The request - Spot each line in the records below where the word "Women" occurs, then copy it.

Material to process -
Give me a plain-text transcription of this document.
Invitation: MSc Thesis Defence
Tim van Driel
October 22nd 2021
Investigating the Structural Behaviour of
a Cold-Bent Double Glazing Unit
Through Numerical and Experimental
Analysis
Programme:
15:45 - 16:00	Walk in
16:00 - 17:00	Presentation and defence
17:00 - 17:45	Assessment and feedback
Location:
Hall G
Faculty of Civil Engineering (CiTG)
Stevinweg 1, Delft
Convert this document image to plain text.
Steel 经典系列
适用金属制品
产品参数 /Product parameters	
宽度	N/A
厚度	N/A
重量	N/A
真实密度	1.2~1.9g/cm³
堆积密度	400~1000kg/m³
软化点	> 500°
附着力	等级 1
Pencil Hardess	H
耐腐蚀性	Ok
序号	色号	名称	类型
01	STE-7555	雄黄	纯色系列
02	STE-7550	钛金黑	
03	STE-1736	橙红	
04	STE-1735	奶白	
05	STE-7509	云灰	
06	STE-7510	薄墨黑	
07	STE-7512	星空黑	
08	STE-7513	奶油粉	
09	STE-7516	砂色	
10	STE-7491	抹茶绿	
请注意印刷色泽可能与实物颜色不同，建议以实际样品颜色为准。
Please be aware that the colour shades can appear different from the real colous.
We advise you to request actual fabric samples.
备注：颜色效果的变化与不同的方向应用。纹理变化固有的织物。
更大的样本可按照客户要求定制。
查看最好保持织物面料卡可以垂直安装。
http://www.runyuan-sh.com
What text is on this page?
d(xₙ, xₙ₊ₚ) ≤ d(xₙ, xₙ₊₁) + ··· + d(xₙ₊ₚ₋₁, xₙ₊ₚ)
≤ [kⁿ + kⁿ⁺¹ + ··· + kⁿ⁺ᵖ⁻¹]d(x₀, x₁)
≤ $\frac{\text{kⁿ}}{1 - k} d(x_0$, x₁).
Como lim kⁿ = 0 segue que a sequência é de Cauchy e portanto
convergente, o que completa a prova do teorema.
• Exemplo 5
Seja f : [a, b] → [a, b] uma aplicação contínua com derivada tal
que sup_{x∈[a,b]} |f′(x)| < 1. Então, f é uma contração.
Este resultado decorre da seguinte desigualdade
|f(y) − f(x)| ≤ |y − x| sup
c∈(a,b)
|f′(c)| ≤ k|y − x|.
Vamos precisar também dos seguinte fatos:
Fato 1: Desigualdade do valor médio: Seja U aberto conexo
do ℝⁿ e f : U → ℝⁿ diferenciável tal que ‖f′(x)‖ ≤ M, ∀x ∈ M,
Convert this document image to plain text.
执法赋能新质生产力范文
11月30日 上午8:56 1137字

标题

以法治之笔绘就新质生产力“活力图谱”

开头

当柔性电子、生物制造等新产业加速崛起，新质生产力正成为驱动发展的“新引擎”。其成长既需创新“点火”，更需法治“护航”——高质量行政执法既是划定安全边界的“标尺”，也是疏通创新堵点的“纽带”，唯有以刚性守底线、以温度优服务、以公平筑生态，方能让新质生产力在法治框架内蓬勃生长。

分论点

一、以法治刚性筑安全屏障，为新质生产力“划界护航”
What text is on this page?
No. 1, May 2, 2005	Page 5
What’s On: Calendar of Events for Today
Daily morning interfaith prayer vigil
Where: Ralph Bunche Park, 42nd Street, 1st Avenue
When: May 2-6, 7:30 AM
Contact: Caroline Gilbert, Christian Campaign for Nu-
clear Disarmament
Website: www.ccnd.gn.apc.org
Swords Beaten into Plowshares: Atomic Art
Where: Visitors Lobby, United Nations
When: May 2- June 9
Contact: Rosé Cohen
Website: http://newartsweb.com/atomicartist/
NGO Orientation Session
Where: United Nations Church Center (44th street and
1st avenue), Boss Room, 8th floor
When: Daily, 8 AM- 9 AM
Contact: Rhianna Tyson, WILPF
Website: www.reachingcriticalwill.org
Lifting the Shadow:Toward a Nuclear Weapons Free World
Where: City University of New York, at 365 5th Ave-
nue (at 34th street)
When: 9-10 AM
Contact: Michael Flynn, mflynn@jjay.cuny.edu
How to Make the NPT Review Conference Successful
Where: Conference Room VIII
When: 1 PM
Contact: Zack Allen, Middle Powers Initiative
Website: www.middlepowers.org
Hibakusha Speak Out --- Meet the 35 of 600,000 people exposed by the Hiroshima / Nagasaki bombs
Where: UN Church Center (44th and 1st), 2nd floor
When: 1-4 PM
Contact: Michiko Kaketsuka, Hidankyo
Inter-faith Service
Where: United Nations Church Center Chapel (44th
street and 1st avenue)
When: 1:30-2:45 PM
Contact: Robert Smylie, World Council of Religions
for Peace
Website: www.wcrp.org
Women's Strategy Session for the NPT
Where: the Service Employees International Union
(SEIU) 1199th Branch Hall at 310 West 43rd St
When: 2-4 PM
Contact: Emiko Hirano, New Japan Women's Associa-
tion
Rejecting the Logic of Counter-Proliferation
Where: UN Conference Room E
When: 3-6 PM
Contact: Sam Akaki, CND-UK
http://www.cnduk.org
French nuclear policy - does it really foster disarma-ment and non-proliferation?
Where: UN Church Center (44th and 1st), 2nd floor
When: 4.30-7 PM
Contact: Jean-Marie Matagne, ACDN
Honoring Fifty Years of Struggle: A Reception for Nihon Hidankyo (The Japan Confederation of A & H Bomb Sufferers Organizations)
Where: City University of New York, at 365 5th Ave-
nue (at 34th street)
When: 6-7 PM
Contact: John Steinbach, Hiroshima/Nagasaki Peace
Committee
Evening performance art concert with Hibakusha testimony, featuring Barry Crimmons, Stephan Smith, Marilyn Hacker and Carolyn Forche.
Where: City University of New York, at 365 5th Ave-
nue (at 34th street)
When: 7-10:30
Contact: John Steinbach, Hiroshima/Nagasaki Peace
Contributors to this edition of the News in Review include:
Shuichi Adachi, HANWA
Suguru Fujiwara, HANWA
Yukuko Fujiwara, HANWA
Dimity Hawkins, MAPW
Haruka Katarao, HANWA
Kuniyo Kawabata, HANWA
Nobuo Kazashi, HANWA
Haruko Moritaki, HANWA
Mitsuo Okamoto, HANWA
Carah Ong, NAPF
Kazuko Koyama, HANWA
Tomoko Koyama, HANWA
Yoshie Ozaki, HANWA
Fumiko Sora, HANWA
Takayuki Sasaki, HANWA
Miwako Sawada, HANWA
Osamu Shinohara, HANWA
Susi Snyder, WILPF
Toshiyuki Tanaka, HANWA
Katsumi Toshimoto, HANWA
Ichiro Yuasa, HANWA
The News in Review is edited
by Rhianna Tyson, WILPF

Result -
Women's Strategy Session for the NPT
Contact: Emiko Hirano, New Japan Women's Associa-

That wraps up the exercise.